- _YOUR GOAL_:
Copy all of the material word for word, except for the pictures.

- _SOURCE MATERIAL_:
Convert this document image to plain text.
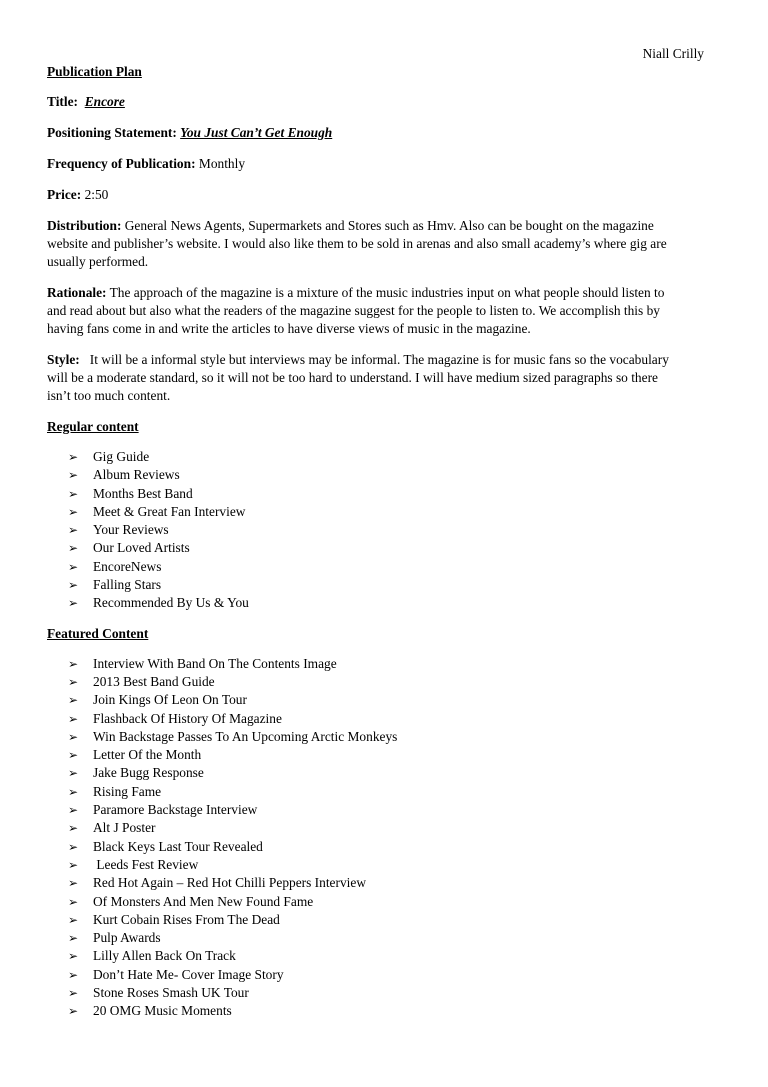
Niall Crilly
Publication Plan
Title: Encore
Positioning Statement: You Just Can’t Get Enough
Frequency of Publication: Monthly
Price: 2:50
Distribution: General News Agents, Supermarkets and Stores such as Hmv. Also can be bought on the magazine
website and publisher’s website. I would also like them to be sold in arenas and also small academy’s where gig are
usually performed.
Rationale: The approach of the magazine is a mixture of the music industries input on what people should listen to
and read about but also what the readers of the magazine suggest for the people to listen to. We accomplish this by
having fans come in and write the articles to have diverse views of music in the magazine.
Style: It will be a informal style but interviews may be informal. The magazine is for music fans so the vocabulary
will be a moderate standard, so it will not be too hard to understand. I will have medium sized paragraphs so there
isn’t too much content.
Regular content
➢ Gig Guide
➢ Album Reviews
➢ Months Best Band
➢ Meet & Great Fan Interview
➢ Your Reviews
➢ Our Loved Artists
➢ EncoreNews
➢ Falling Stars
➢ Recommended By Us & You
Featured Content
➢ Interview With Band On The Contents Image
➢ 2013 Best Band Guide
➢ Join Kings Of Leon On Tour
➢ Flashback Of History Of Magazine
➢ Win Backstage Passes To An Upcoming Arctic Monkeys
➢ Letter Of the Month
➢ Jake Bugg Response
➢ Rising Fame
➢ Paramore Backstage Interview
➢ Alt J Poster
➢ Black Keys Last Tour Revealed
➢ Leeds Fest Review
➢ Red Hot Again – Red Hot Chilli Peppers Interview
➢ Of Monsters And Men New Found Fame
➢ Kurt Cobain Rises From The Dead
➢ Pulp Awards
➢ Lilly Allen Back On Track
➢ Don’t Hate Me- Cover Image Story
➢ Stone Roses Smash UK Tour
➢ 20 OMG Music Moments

- _RESULT FOR THIS TASK_:
Convert this document image to plain text.
Niall Crilly
Publication Plan
Title: Encore
Positioning Statement: You Just Can’t Get Enough
Frequency of Publication: Monthly
Price: 2:50
Distribution: General News Agents, Supermarkets and Stores such as Hmv. Also can be bought on the magazine
website and publisher’s website. I would also like them to be sold in arenas and also small academy’s where gig are
usually performed.
Rationale: The approach of the magazine is a mixture of the music industries input on what people should listen to
and read about but also what the readers of the magazine suggest for the people to listen to. We accomplish this by
having fans come in and write the articles to have diverse views of music in the magazine.
Style: It will be a informal style but interviews may be informal. The magazine is for music fans so the vocabulary
will be a moderate standard, so it will not be too hard to understand. I will have medium sized paragraphs so there
isn’t too much content.
Regular content
➢ Gig Guide
➢ Album Reviews
➢ Months Best Band
➢ Meet & Great Fan Interview
➢ Your Reviews
➢ Our Loved Artists
➢ EncoreNews
➢ Falling Stars
➢ Recommended By Us & You
Featured Content
➢ Interview With Band On The Contents Image
➢ 2013 Best Band Guide
➢ Join Kings Of Leon On Tour
➢ Flashback Of History Of Magazine
➢ Win Backstage Passes To An Upcoming Arctic Monkeys
➢ Letter Of the Month
➢ Jake Bugg Response
➢ Rising Fame
➢ Paramore Backstage Interview
➢ Alt J Poster
➢ Black Keys Last Tour Revealed
➢ Leeds Fest Review
➢ Red Hot Again – Red Hot Chilli Peppers Interview
➢ Of Monsters And Men New Found Fame
➢ Kurt Cobain Rises From The Dead
➢ Pulp Awards
➢ Lilly Allen Back On Track
➢ Don’t Hate Me- Cover Image Story
➢ Stone Roses Smash UK Tour
➢ 20 OMG Music Moments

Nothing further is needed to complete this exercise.